Exercise directions:
Repeat, exactly and in full, the lines of the listing below, but without any pictures.

Provided data:

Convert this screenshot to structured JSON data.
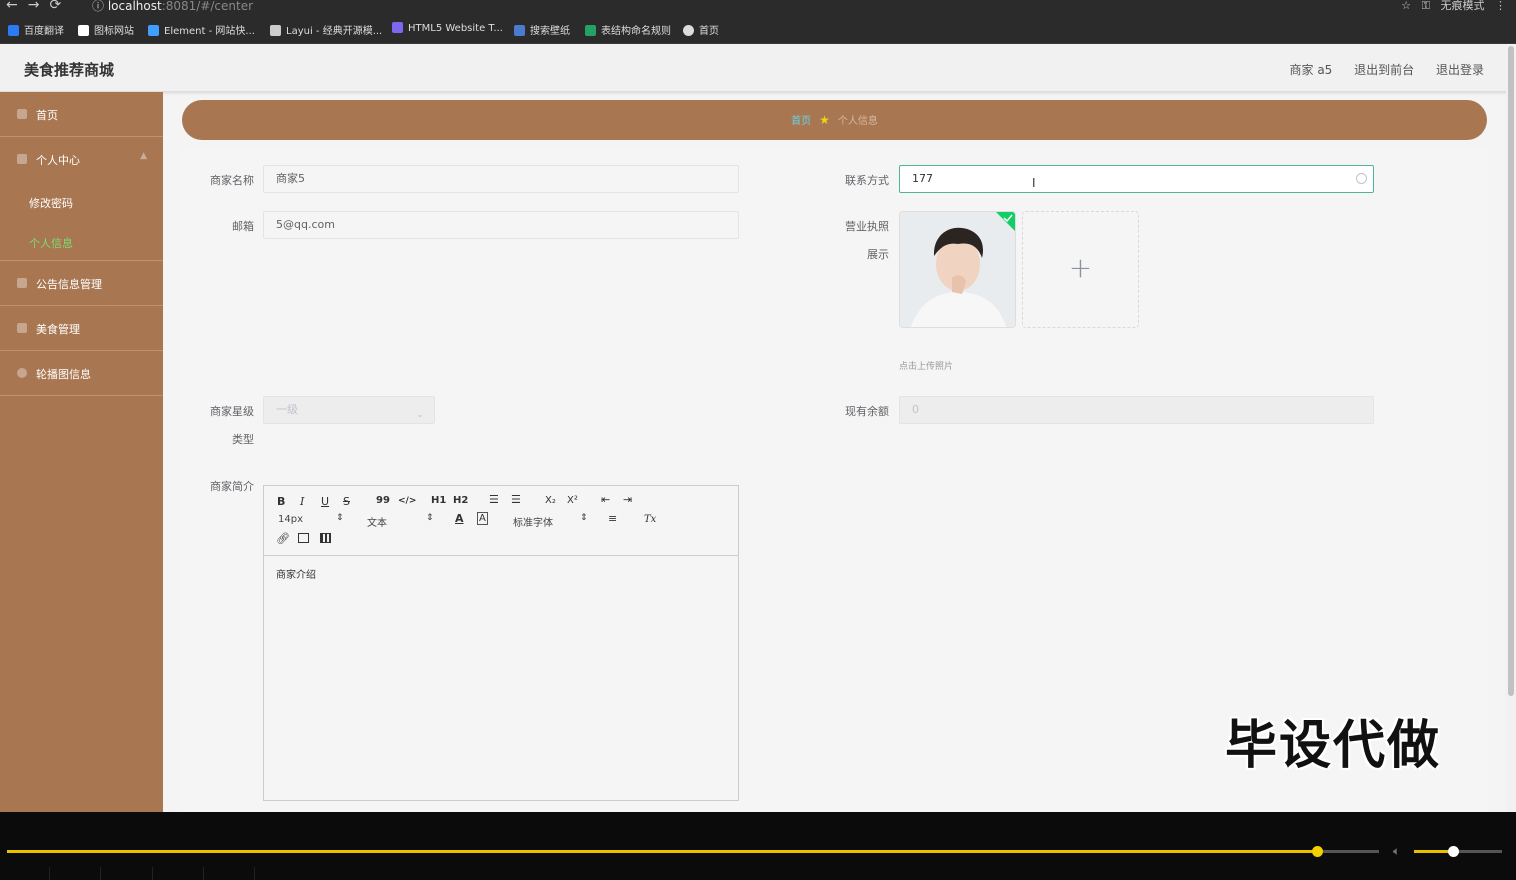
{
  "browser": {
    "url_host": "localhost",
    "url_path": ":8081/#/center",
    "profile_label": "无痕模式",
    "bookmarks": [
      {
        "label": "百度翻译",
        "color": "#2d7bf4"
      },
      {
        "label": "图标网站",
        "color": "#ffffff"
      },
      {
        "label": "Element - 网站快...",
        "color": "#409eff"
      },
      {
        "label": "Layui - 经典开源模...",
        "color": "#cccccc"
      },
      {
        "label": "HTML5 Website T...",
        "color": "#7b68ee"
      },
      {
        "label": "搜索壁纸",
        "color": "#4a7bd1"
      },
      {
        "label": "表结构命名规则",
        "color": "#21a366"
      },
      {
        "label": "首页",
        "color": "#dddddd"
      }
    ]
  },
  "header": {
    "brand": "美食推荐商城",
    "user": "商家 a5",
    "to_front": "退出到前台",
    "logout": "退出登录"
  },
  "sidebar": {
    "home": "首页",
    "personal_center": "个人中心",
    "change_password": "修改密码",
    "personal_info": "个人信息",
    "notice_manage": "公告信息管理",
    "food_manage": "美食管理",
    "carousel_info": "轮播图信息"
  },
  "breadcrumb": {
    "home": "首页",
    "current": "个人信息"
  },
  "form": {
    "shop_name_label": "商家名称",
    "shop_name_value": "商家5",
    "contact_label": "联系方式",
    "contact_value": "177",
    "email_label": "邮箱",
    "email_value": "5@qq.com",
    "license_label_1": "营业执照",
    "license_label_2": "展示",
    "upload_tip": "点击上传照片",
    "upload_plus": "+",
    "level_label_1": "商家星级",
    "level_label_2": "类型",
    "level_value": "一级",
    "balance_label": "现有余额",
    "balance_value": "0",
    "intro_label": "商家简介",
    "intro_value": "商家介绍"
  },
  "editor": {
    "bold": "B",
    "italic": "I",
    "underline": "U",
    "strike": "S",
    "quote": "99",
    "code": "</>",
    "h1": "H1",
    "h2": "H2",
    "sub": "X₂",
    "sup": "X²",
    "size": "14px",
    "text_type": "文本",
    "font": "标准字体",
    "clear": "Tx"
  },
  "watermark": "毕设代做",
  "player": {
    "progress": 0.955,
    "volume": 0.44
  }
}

The result:
Convert this screenshot to structured JSON data.
{
  "browser": {
    "url_host": "localhost",
    "url_path": ":8081/#/center",
    "profile_label": "无痕模式",
    "bookmarks": [
      {
        "label": "百度翻译",
        "color": "#2d7bf4"
      },
      {
        "label": "图标网站",
        "color": "#ffffff"
      },
      {
        "label": "Element - 网站快...",
        "color": "#409eff"
      },
      {
        "label": "Layui - 经典开源模...",
        "color": "#cccccc"
      },
      {
        "label": "HTML5 Website T...",
        "color": "#7b68ee"
      },
      {
        "label": "搜索壁纸",
        "color": "#4a7bd1"
      },
      {
        "label": "表结构命名规则",
        "color": "#21a366"
      },
      {
        "label": "首页",
        "color": "#dddddd"
      }
    ]
  },
  "header": {
    "brand": "美食推荐商城",
    "user": "商家 a5",
    "to_front": "退出到前台",
    "logout": "退出登录"
  },
  "sidebar": {
    "home": "首页",
    "personal_center": "个人中心",
    "change_password": "修改密码",
    "personal_info": "个人信息",
    "notice_manage": "公告信息管理",
    "food_manage": "美食管理",
    "carousel_info": "轮播图信息"
  },
  "breadcrumb": {
    "home": "首页",
    "current": "个人信息"
  },
  "form": {
    "shop_name_label": "商家名称",
    "shop_name_value": "商家5",
    "contact_label": "联系方式",
    "contact_value": "177",
    "email_label": "邮箱",
    "email_value": "5@qq.com",
    "license_label_1": "营业执照",
    "license_label_2": "展示",
    "upload_tip": "点击上传照片",
    "upload_plus": "+",
    "level_label_1": "商家星级",
    "level_label_2": "类型",
    "level_value": "一级",
    "balance_label": "现有余额",
    "balance_value": "0",
    "intro_label": "商家简介",
    "intro_value": "商家介绍"
  },
  "editor": {
    "bold": "B",
    "italic": "I",
    "underline": "U",
    "strike": "S",
    "quote": "99",
    "code": "</>",
    "h1": "H1",
    "h2": "H2",
    "sub": "X₂",
    "sup": "X²",
    "size": "14px",
    "text_type": "文本",
    "font": "标准字体",
    "clear": "Tx"
  },
  "watermark": "毕设代做",
  "player": {
    "progress": 0.955,
    "volume": 0.44
  }
}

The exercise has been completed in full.